INSTRUCTIONS FOR THE TASK: Repeat every record below exactly as it appears.

(Source data)
== == ==

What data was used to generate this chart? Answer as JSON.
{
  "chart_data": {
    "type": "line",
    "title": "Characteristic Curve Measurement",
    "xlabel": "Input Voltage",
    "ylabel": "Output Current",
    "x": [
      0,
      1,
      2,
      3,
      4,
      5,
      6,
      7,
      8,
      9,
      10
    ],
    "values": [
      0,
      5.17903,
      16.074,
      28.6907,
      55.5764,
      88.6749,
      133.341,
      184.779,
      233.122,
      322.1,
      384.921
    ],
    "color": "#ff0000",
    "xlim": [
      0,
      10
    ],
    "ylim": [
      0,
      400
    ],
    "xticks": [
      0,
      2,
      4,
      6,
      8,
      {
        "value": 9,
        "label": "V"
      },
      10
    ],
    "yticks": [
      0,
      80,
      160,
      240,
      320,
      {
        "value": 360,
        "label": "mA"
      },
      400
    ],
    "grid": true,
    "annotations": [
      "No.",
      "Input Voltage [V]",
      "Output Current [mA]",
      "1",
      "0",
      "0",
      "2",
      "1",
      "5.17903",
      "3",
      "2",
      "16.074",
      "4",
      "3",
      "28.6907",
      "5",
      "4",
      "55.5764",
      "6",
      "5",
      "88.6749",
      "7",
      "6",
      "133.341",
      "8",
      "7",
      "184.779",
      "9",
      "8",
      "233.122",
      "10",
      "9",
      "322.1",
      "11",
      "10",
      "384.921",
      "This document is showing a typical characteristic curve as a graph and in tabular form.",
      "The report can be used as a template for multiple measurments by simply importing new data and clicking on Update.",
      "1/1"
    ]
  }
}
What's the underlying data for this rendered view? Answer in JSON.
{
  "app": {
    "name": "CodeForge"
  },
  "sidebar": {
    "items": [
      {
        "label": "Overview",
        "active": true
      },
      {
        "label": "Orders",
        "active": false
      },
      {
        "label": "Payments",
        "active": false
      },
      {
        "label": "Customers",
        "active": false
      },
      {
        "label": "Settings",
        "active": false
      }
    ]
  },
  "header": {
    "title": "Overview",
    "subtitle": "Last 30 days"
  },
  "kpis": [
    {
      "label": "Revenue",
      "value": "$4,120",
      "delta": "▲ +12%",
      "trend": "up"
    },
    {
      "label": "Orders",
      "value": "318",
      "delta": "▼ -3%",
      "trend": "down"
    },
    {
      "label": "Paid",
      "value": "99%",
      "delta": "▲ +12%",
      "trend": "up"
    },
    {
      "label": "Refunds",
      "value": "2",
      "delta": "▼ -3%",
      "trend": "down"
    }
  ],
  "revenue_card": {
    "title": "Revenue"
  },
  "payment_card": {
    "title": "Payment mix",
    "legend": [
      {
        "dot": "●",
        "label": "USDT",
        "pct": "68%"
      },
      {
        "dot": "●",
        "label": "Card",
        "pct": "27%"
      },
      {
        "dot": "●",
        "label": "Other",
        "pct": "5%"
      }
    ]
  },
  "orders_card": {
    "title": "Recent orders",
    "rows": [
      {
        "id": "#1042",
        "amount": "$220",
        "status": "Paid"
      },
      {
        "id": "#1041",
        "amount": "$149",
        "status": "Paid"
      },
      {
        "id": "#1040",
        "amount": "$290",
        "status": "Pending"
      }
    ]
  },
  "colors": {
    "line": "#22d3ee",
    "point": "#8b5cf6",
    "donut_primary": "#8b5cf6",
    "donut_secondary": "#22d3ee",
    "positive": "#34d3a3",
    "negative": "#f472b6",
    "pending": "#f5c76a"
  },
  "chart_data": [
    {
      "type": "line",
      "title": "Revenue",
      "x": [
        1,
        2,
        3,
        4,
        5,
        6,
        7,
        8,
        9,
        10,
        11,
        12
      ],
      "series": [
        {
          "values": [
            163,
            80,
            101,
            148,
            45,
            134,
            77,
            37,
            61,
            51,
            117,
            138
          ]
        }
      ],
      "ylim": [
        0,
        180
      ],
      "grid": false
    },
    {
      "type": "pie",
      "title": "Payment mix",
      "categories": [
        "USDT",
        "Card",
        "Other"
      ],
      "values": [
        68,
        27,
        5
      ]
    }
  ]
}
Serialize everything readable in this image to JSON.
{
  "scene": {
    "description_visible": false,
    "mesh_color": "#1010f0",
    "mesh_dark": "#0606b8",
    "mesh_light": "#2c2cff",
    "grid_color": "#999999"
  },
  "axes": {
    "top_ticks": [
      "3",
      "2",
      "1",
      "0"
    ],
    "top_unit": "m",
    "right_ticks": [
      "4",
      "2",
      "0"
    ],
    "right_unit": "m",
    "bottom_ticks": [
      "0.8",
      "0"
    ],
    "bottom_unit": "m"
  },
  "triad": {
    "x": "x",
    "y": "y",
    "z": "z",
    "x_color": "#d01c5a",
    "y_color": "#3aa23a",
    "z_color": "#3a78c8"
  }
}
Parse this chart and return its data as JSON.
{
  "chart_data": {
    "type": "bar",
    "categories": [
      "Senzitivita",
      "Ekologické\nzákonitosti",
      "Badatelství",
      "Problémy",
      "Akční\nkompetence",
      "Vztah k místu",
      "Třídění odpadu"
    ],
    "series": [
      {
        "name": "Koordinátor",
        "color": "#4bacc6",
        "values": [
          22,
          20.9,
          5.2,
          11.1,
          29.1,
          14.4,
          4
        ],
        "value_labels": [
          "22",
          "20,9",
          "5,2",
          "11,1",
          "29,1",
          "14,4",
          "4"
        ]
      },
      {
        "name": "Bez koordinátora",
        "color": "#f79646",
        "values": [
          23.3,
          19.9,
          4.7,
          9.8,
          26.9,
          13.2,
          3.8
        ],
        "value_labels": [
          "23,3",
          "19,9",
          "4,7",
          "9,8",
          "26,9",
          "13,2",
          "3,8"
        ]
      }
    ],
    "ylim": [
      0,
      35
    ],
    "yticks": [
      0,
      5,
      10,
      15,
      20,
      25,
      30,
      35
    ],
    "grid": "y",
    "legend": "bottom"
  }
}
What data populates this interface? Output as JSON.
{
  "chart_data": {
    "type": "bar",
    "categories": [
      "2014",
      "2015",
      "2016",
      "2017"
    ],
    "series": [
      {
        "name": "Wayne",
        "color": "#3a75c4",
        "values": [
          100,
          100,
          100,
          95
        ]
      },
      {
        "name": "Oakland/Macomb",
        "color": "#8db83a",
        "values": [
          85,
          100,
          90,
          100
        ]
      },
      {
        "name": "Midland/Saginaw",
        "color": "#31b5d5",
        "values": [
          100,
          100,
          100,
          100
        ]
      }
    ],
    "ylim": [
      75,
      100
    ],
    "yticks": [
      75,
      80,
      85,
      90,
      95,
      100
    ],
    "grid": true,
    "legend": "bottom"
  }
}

== == ==

RESULT BELOW:
What data was used to generate this chart? Answer as JSON.
{
  "chart_data": {
    "type": "line",
    "title": "Characteristic Curve Measurement",
    "xlabel": "Input Voltage",
    "ylabel": "Output Current",
    "x": [
      0,
      1,
      2,
      3,
      4,
      5,
      6,
      7,
      8,
      9,
      10
    ],
    "values": [
      0,
      5.17903,
      16.074,
      28.6907,
      55.5764,
      88.6749,
      133.341,
      184.779,
      233.122,
      322.1,
      384.921
    ],
    "color": "#ff0000",
    "xlim": [
      0,
      10
    ],
    "ylim": [
      0,
      400
    ],
    "xticks": [
      0,
      2,
      4,
      6,
      8,
      {
        "value": 9,
        "label": "V"
      },
      10
    ],
    "yticks": [
      0,
      80,
      160,
      240,
      320,
      {
        "value": 360,
        "label": "mA"
      },
      400
    ],
    "grid": true,
    "annotations": [
      "No.",
      "Input Voltage [V]",
      "Output Current [mA]",
      "1",
      "0",
      "0",
      "2",
      "1",
      "5.17903",
      "3",
      "2",
      "16.074",
      "4",
      "3",
      "28.6907",
      "5",
      "4",
      "55.5764",
      "6",
      "5",
      "88.6749",
      "7",
      "6",
      "133.341",
      "8",
      "7",
      "184.779",
      "9",
      "8",
      "233.122",
      "10",
      "9",
      "322.1",
      "11",
      "10",
      "384.921",
      "This document is showing a typical characteristic curve as a graph and in tabular form.",
      "The report can be used as a template for multiple measurments by simply importing new data and clicking on Update.",
      "1/1"
    ]
  }
}
What's the underlying data for this rendered view? Answer in JSON.
{
  "app": {
    "name": "CodeForge"
  },
  "sidebar": {
    "items": [
      {
        "label": "Overview",
        "active": true
      },
      {
        "label": "Orders",
        "active": false
      },
      {
        "label": "Payments",
        "active": false
      },
      {
        "label": "Customers",
        "active": false
      },
      {
        "label": "Settings",
        "active": false
      }
    ]
  },
  "header": {
    "title": "Overview",
    "subtitle": "Last 30 days"
  },
  "kpis": [
    {
      "label": "Revenue",
      "value": "$4,120",
      "delta": "▲ +12%",
      "trend": "up"
    },
    {
      "label": "Orders",
      "value": "318",
      "delta": "▼ -3%",
      "trend": "down"
    },
    {
      "label": "Paid",
      "value": "99%",
      "delta": "▲ +12%",
      "trend": "up"
    },
    {
      "label": "Refunds",
      "value": "2",
      "delta": "▼ -3%",
      "trend": "down"
    }
  ],
  "revenue_card": {
    "title": "Revenue"
  },
  "payment_card": {
    "title": "Payment mix",
    "legend": [
      {
        "dot": "●",
        "label": "USDT",
        "pct": "68%"
      },
      {
        "dot": "●",
        "label": "Card",
        "pct": "27%"
      },
      {
        "dot": "●",
        "label": "Other",
        "pct": "5%"
      }
    ]
  },
  "orders_card": {
    "title": "Recent orders",
    "rows": [
      {
        "id": "#1042",
        "amount": "$220",
        "status": "Paid"
      },
      {
        "id": "#1041",
        "amount": "$149",
        "status": "Paid"
      },
      {
        "id": "#1040",
        "amount": "$290",
        "status": "Pending"
      }
    ]
  },
  "colors": {
    "line": "#22d3ee",
    "point": "#8b5cf6",
    "donut_primary": "#8b5cf6",
    "donut_secondary": "#22d3ee",
    "positive": "#34d3a3",
    "negative": "#f472b6",
    "pending": "#f5c76a"
  },
  "chart_data": [
    {
      "type": "line",
      "title": "Revenue",
      "x": [
        1,
        2,
        3,
        4,
        5,
        6,
        7,
        8,
        9,
        10,
        11,
        12
      ],
      "series": [
        {
          "values": [
            163,
            80,
            101,
            148,
            45,
            134,
            77,
            37,
            61,
            51,
            117,
            138
          ]
        }
      ],
      "ylim": [
        0,
        180
      ],
      "grid": false
    },
    {
      "type": "pie",
      "title": "Payment mix",
      "categories": [
        "USDT",
        "Card",
        "Other"
      ],
      "values": [
        68,
        27,
        5
      ]
    }
  ]
}
Serialize everything readable in this image to JSON.
{
  "scene": {
    "description_visible": false,
    "mesh_color": "#1010f0",
    "mesh_dark": "#0606b8",
    "mesh_light": "#2c2cff",
    "grid_color": "#999999"
  },
  "axes": {
    "top_ticks": [
      "3",
      "2",
      "1",
      "0"
    ],
    "top_unit": "m",
    "right_ticks": [
      "4",
      "2",
      "0"
    ],
    "right_unit": "m",
    "bottom_ticks": [
      "0.8",
      "0"
    ],
    "bottom_unit": "m"
  },
  "triad": {
    "x": "x",
    "y": "y",
    "z": "z",
    "x_color": "#d01c5a",
    "y_color": "#3aa23a",
    "z_color": "#3a78c8"
  }
}
Parse this chart and return its data as JSON.
{
  "chart_data": {
    "type": "bar",
    "categories": [
      "Senzitivita",
      "Ekologické\nzákonitosti",
      "Badatelství",
      "Problémy",
      "Akční\nkompetence",
      "Vztah k místu",
      "Třídění odpadu"
    ],
    "series": [
      {
        "name": "Koordinátor",
        "color": "#4bacc6",
        "values": [
          22,
          20.9,
          5.2,
          11.1,
          29.1,
          14.4,
          4
        ],
        "value_labels": [
          "22",
          "20,9",
          "5,2",
          "11,1",
          "29,1",
          "14,4",
          "4"
        ]
      },
      {
        "name": "Bez koordinátora",
        "color": "#f79646",
        "values": [
          23.3,
          19.9,
          4.7,
          9.8,
          26.9,
          13.2,
          3.8
        ],
        "value_labels": [
          "23,3",
          "19,9",
          "4,7",
          "9,8",
          "26,9",
          "13,2",
          "3,8"
        ]
      }
    ],
    "ylim": [
      0,
      35
    ],
    "yticks": [
      0,
      5,
      10,
      15,
      20,
      25,
      30,
      35
    ],
    "grid": "y",
    "legend": "bottom"
  }
}
What data populates this interface? Output as JSON.
{
  "chart_data": {
    "type": "bar",
    "categories": [
      "2014",
      "2015",
      "2016",
      "2017"
    ],
    "series": [
      {
        "name": "Wayne",
        "color": "#3a75c4",
        "values": [
          100,
          100,
          100,
          95
        ]
      },
      {
        "name": "Oakland/Macomb",
        "color": "#8db83a",
        "values": [
          85,
          100,
          90,
          100
        ]
      },
      {
        "name": "Midland/Saginaw",
        "color": "#31b5d5",
        "values": [
          100,
          100,
          100,
          100
        ]
      }
    ],
    "ylim": [
      75,
      100
    ],
    "yticks": [
      75,
      80,
      85,
      90,
      95,
      100
    ],
    "grid": true,
    "legend": "bottom"
  }
}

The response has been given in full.